=== Written task ===
Write out the whole of the material exactly.

(A block of data)
-.-.-

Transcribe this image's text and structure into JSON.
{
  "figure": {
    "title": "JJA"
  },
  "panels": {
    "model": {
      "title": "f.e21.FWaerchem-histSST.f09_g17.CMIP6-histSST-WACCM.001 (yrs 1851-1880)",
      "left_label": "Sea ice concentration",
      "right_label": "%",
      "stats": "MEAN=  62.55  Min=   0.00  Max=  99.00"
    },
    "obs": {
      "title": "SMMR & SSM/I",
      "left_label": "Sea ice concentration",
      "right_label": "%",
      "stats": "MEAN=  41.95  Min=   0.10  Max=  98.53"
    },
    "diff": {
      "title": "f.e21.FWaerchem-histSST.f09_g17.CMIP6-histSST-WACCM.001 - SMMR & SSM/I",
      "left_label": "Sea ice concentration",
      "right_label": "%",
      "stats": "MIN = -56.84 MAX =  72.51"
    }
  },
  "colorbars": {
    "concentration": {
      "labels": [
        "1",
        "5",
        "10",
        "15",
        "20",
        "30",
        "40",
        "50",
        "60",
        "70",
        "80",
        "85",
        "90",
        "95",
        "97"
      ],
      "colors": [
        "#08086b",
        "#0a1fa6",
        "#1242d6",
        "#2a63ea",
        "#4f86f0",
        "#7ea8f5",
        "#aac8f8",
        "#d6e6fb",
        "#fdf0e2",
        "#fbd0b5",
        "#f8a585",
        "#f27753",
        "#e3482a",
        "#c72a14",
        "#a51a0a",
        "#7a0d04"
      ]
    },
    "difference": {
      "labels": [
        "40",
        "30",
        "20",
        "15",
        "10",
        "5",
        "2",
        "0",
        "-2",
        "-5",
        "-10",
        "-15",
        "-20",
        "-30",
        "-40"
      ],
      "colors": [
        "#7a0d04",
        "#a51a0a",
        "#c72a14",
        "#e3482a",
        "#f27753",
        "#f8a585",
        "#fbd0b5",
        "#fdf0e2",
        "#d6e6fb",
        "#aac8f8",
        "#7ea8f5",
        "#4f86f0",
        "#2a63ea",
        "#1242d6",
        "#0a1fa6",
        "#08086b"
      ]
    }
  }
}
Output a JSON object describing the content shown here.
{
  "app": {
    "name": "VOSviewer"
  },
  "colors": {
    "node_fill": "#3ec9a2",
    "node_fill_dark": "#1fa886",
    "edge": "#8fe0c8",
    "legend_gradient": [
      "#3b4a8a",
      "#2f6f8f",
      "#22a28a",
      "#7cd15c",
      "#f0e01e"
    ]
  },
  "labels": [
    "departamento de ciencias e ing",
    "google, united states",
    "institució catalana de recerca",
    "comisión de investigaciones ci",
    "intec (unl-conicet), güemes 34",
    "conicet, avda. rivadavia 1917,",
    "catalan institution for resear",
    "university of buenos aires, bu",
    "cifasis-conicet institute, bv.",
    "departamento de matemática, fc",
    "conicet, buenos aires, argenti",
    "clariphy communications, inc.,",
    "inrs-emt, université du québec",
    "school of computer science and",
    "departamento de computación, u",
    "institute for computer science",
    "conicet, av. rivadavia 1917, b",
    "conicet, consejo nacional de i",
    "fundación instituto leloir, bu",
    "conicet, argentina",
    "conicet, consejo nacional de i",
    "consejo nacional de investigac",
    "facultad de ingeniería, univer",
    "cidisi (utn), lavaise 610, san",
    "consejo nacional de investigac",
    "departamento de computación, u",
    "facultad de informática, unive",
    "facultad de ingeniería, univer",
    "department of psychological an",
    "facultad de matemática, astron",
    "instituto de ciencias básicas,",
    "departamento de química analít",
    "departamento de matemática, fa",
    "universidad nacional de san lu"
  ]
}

-.-.-

=== Output of the task ===
Transcribe this image's text and structure into JSON.
{
  "figure": {
    "title": "JJA"
  },
  "panels": {
    "model": {
      "title": "f.e21.FWaerchem-histSST.f09_g17.CMIP6-histSST-WACCM.001 (yrs 1851-1880)",
      "left_label": "Sea ice concentration",
      "right_label": "%",
      "stats": "MEAN=  62.55  Min=   0.00  Max=  99.00"
    },
    "obs": {
      "title": "SMMR & SSM/I",
      "left_label": "Sea ice concentration",
      "right_label": "%",
      "stats": "MEAN=  41.95  Min=   0.10  Max=  98.53"
    },
    "diff": {
      "title": "f.e21.FWaerchem-histSST.f09_g17.CMIP6-histSST-WACCM.001 - SMMR & SSM/I",
      "left_label": "Sea ice concentration",
      "right_label": "%",
      "stats": "MIN = -56.84 MAX =  72.51"
    }
  },
  "colorbars": {
    "concentration": {
      "labels": [
        "1",
        "5",
        "10",
        "15",
        "20",
        "30",
        "40",
        "50",
        "60",
        "70",
        "80",
        "85",
        "90",
        "95",
        "97"
      ],
      "colors": [
        "#08086b",
        "#0a1fa6",
        "#1242d6",
        "#2a63ea",
        "#4f86f0",
        "#7ea8f5",
        "#aac8f8",
        "#d6e6fb",
        "#fdf0e2",
        "#fbd0b5",
        "#f8a585",
        "#f27753",
        "#e3482a",
        "#c72a14",
        "#a51a0a",
        "#7a0d04"
      ]
    },
    "difference": {
      "labels": [
        "40",
        "30",
        "20",
        "15",
        "10",
        "5",
        "2",
        "0",
        "-2",
        "-5",
        "-10",
        "-15",
        "-20",
        "-30",
        "-40"
      ],
      "colors": [
        "#7a0d04",
        "#a51a0a",
        "#c72a14",
        "#e3482a",
        "#f27753",
        "#f8a585",
        "#fbd0b5",
        "#fdf0e2",
        "#d6e6fb",
        "#aac8f8",
        "#7ea8f5",
        "#4f86f0",
        "#2a63ea",
        "#1242d6",
        "#0a1fa6",
        "#08086b"
      ]
    }
  }
}
Output a JSON object describing the content shown here.
{
  "app": {
    "name": "VOSviewer"
  },
  "colors": {
    "node_fill": "#3ec9a2",
    "node_fill_dark": "#1fa886",
    "edge": "#8fe0c8",
    "legend_gradient": [
      "#3b4a8a",
      "#2f6f8f",
      "#22a28a",
      "#7cd15c",
      "#f0e01e"
    ]
  },
  "labels": [
    "departamento de ciencias e ing",
    "google, united states",
    "institució catalana de recerca",
    "comisión de investigaciones ci",
    "intec (unl-conicet), güemes 34",
    "conicet, avda. rivadavia 1917,",
    "catalan institution for resear",
    "university of buenos aires, bu",
    "cifasis-conicet institute, bv.",
    "departamento de matemática, fc",
    "conicet, buenos aires, argenti",
    "clariphy communications, inc.,",
    "inrs-emt, université du québec",
    "school of computer science and",
    "departamento de computación, u",
    "institute for computer science",
    "conicet, av. rivadavia 1917, b",
    "conicet, consejo nacional de i",
    "fundación instituto leloir, bu",
    "conicet, argentina",
    "conicet, consejo nacional de i",
    "consejo nacional de investigac",
    "facultad de ingeniería, univer",
    "cidisi (utn), lavaise 610, san",
    "consejo nacional de investigac",
    "departamento de computación, u",
    "facultad de informática, unive",
    "facultad de ingeniería, univer",
    "department of psychological an",
    "facultad de matemática, astron",
    "instituto de ciencias básicas,",
    "departamento de química analít",
    "departamento de matemática, fa",
    "universidad nacional de san lu"
  ]
}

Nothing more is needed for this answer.